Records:
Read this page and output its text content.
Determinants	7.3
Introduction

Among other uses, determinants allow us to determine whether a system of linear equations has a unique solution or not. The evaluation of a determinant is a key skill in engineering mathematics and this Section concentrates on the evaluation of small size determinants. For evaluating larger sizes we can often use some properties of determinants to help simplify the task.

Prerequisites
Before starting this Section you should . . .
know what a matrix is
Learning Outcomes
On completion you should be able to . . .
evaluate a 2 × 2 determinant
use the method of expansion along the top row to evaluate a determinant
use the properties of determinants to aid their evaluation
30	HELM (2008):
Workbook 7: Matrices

...

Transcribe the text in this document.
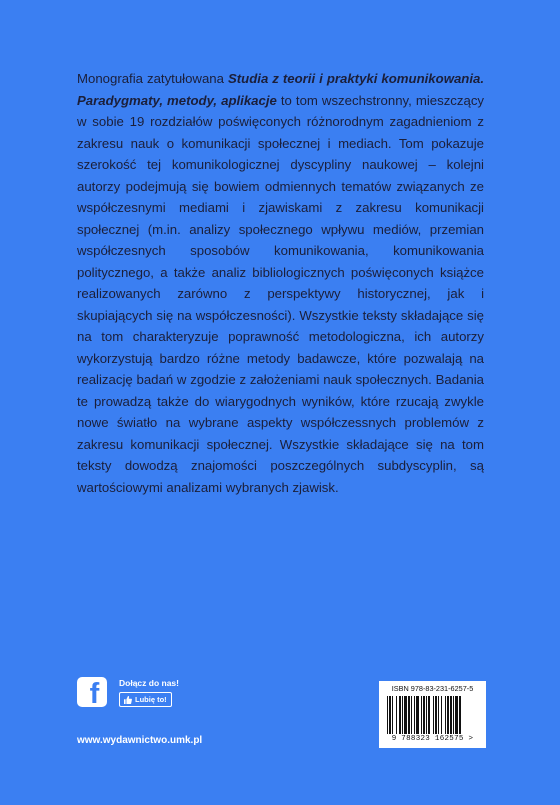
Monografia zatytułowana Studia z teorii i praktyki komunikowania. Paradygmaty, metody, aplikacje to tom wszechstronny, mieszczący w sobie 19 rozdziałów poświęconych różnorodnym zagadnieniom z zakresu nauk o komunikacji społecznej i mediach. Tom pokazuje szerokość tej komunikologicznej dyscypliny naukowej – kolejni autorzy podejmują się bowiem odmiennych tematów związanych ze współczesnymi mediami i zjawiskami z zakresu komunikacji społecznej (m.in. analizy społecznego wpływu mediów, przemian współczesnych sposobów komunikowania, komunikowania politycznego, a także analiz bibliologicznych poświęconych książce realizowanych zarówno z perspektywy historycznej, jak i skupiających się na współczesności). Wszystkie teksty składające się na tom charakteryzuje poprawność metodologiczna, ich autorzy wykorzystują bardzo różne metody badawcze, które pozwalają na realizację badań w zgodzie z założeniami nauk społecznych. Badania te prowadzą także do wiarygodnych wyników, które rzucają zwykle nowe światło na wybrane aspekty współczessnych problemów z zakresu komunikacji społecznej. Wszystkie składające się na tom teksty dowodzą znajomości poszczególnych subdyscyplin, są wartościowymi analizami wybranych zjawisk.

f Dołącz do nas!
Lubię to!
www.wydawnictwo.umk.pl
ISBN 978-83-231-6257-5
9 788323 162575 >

---

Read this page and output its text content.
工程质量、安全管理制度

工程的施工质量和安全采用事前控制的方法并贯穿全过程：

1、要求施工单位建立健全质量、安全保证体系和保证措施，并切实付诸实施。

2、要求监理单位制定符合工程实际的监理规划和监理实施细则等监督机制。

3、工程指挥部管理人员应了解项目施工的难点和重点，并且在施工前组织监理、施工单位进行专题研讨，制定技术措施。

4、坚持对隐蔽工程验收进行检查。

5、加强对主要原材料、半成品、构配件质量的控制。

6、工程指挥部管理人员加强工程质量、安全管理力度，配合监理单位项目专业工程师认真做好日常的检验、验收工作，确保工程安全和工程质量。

Aim of the task:
Find the lines containing "evaluate" and pull them out.

Solved problem:
evaluate a 2 × 2 determinant
use the method of expansion along the top row to evaluate a determinant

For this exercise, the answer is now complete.